— start of Records for this exercise —

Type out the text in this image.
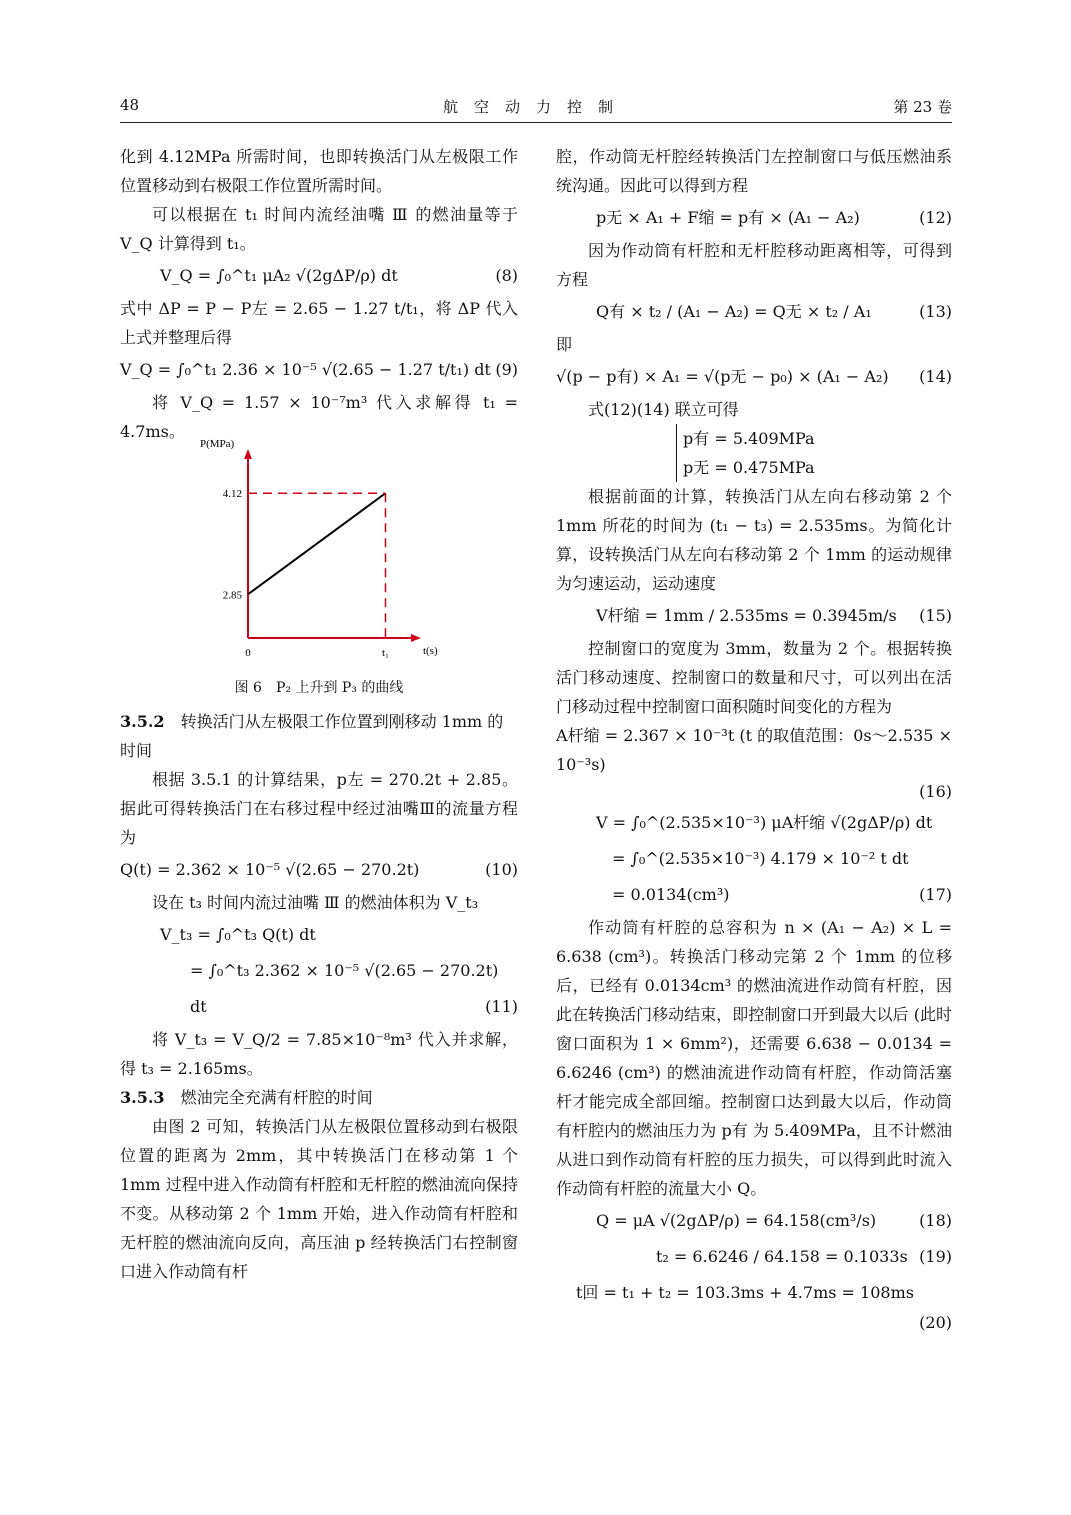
48	航空动力控制	第 23 卷

化到 4.12MPa 所需时间，也即转换活门从左极限工作位置移动到右极限工作位置所需时间。

可以根据在 t₁ 时间内流经油嘴 Ⅲ 的燃油量等于 V_Q 计算得到 t₁。

V_Q = ∫₀^t₁ μA₂ √(2gΔP/ρ) dt	(8)

式中 ΔP = P − P左 = 2.65 − 1.27 t/t₁，将 ΔP 代入上式并整理后得

V_Q = ∫₀^t₁ 2.36 × 10⁻⁵ √(2.65 − 1.27 t/t₁) dt (9)

将 V_Q = 1.57 × 10⁻⁷m³ 代入求解得 t₁ = 4.7ms。

P(MPa)
t(s)
4.12
2.85
0	t₁
图 6　P₂ 上升到 P₃ 的曲线
3.5.2　 转换活门从左极限工作位置到刚移动 1mm 的时间

根据 3.5.1 的计算结果，p左 = 270.2t + 2.85。据此可得转换活门在右移过程中经过油嘴Ⅲ的流量方程为

Q(t) = 2.362 × 10⁻⁵ √(2.65 − 270.2t)	(10)

设在 t₃ 时间内流过油嘴 Ⅲ 的燃油体积为 V_t₃

V_t₃ = ∫₀^t₃ Q(t) dt
= ∫₀^t₃ 2.362 × 10⁻⁵ √(2.65 − 270.2t) dt	(11)

将 V_t₃ = V_Q/2 = 7.85×10⁻⁸m³ 代入并求解，得 t₃ = 2.165ms。

3.5.3　 燃油完全充满有杆腔的时间

由图 2 可知，转换活门从左极限位置移动到右极限位置的距离为 2mm，其中转换活门在移动第 1 个 1mm 过程中进入作动筒有杆腔和无杆腔的燃油流向保持不变。从移动第 2 个 1mm 开始，进入作动筒有杆腔和无杆腔的燃油流向反向，高压油 p 经转换活门右控制窗口进入作动筒有杆

腔，作动筒无杆腔经转换活门左控制窗口与低压燃油系统沟通。因此可以得到方程

p无 × A₁ + F缩 = p有 × (A₁ − A₂)	(12)

因为作动筒有杆腔和无杆腔移动距离相等，可得到方程

Q有 × t₂ / (A₁ − A₂) = Q无 × t₂ / A₁	(13)

即

√(p − p有) × A₁ = √(p无 − p₀) × (A₁ − A₂) (14)

式(12)(14) 联立可得

p有 = 5.409MPa
p无 = 0.475MPa

根据前面的计算，转换活门从左向右移动第 2 个 1mm 所花的时间为 (t₁ − t₃) = 2.535ms。为简化计算，设转换活门从左向右移动第 2 个 1mm 的运动规律为匀速运动，运动速度

V杆缩 = 1mm / 2.535ms = 0.3945m/s (15)

控制窗口的宽度为 3mm，数量为 2 个。根据转换活门移动速度、控制窗口的数量和尺寸，可以列出在活门移动过程中控制窗口面积随时间变化的方程为

A杆缩 = 2.367 × 10⁻³t (t 的取值范围：0s～2.535 × 10⁻³s)

(16)
V = ∫₀^(2.535×10⁻³) μA杆缩 √(2gΔP/ρ) dt
= ∫₀^(2.535×10⁻³) 4.179 × 10⁻² t dt
= 0.0134(cm³)	(17)

作动筒有杆腔的总容积为 n × (A₁ − A₂) × L = 6.638 (cm³)。转换活门移动完第 2 个 1mm 的位移后，已经有 0.0134cm³ 的燃油流进作动筒有杆腔，因此在转换活门移动结束，即控制窗口开到最大以后 (此时窗口面积为 1 × 6mm²)，还需要 6.638 − 0.0134 = 6.6246 (cm³) 的燃油流进作动筒有杆腔，作动筒活塞杆才能完成全部回缩。控制窗口达到最大以后，作动筒有杆腔内的燃油压力为 p有 为 5.409MPa，且不计燃油从进口到作动筒有杆腔的压力损失，可以得到此时流入作动筒有杆腔的流量大小 Q。

Q = μA √(2gΔP/ρ) = 64.158(cm³/s)	(18)
t₂ = 6.6246 / 64.158 = 0.1033s (19)
t回 = t₁ + t₂ = 103.3ms + 4.7ms = 108ms
(20)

— end of Records for this exercise —

■ Given task ■
The pictures in the entries should be left out; output everything else exactly.

■ Result ■
Type out the text in this image.
48	航空动力控制	第 23 卷

化到 4.12MPa 所需时间，也即转换活门从左极限工作位置移动到右极限工作位置所需时间。

可以根据在 t₁ 时间内流经油嘴 Ⅲ 的燃油量等于 V_Q 计算得到 t₁。

V_Q = ∫₀^t₁ μA₂ √(2gΔP/ρ) dt	(8)

式中 ΔP = P − P左 = 2.65 − 1.27 t/t₁，将 ΔP 代入上式并整理后得

V_Q = ∫₀^t₁ 2.36 × 10⁻⁵ √(2.65 − 1.27 t/t₁) dt (9)

将 V_Q = 1.57 × 10⁻⁷m³ 代入求解得 t₁ = 4.7ms。

P(MPa)
t(s)
4.12
2.85
0	t₁
图 6　P₂ 上升到 P₃ 的曲线
3.5.2　 转换活门从左极限工作位置到刚移动 1mm 的时间

根据 3.5.1 的计算结果，p左 = 270.2t + 2.85。据此可得转换活门在右移过程中经过油嘴Ⅲ的流量方程为

Q(t) = 2.362 × 10⁻⁵ √(2.65 − 270.2t)	(10)

设在 t₃ 时间内流过油嘴 Ⅲ 的燃油体积为 V_t₃

V_t₃ = ∫₀^t₃ Q(t) dt
= ∫₀^t₃ 2.362 × 10⁻⁵ √(2.65 − 270.2t) dt	(11)

将 V_t₃ = V_Q/2 = 7.85×10⁻⁸m³ 代入并求解，得 t₃ = 2.165ms。

3.5.3　 燃油完全充满有杆腔的时间

由图 2 可知，转换活门从左极限位置移动到右极限位置的距离为 2mm，其中转换活门在移动第 1 个 1mm 过程中进入作动筒有杆腔和无杆腔的燃油流向保持不变。从移动第 2 个 1mm 开始，进入作动筒有杆腔和无杆腔的燃油流向反向，高压油 p 经转换活门右控制窗口进入作动筒有杆

腔，作动筒无杆腔经转换活门左控制窗口与低压燃油系统沟通。因此可以得到方程

p无 × A₁ + F缩 = p有 × (A₁ − A₂)	(12)

因为作动筒有杆腔和无杆腔移动距离相等，可得到方程

Q有 × t₂ / (A₁ − A₂) = Q无 × t₂ / A₁	(13)

即

√(p − p有) × A₁ = √(p无 − p₀) × (A₁ − A₂) (14)

式(12)(14) 联立可得

p有 = 5.409MPa
p无 = 0.475MPa

根据前面的计算，转换活门从左向右移动第 2 个 1mm 所花的时间为 (t₁ − t₃) = 2.535ms。为简化计算，设转换活门从左向右移动第 2 个 1mm 的运动规律为匀速运动，运动速度

V杆缩 = 1mm / 2.535ms = 0.3945m/s (15)

控制窗口的宽度为 3mm，数量为 2 个。根据转换活门移动速度、控制窗口的数量和尺寸，可以列出在活门移动过程中控制窗口面积随时间变化的方程为

A杆缩 = 2.367 × 10⁻³t (t 的取值范围：0s～2.535 × 10⁻³s)

(16)
V = ∫₀^(2.535×10⁻³) μA杆缩 √(2gΔP/ρ) dt
= ∫₀^(2.535×10⁻³) 4.179 × 10⁻² t dt
= 0.0134(cm³)	(17)

作动筒有杆腔的总容积为 n × (A₁ − A₂) × L = 6.638 (cm³)。转换活门移动完第 2 个 1mm 的位移后，已经有 0.0134cm³ 的燃油流进作动筒有杆腔，因此在转换活门移动结束，即控制窗口开到最大以后 (此时窗口面积为 1 × 6mm²)，还需要 6.638 − 0.0134 = 6.6246 (cm³) 的燃油流进作动筒有杆腔，作动筒活塞杆才能完成全部回缩。控制窗口达到最大以后，作动筒有杆腔内的燃油压力为 p有 为 5.409MPa，且不计燃油从进口到作动筒有杆腔的压力损失，可以得到此时流入作动筒有杆腔的流量大小 Q。

Q = μA √(2gΔP/ρ) = 64.158(cm³/s)	(18)
t₂ = 6.6246 / 64.158 = 0.1033s (19)
t回 = t₁ + t₂ = 103.3ms + 4.7ms = 108ms
(20)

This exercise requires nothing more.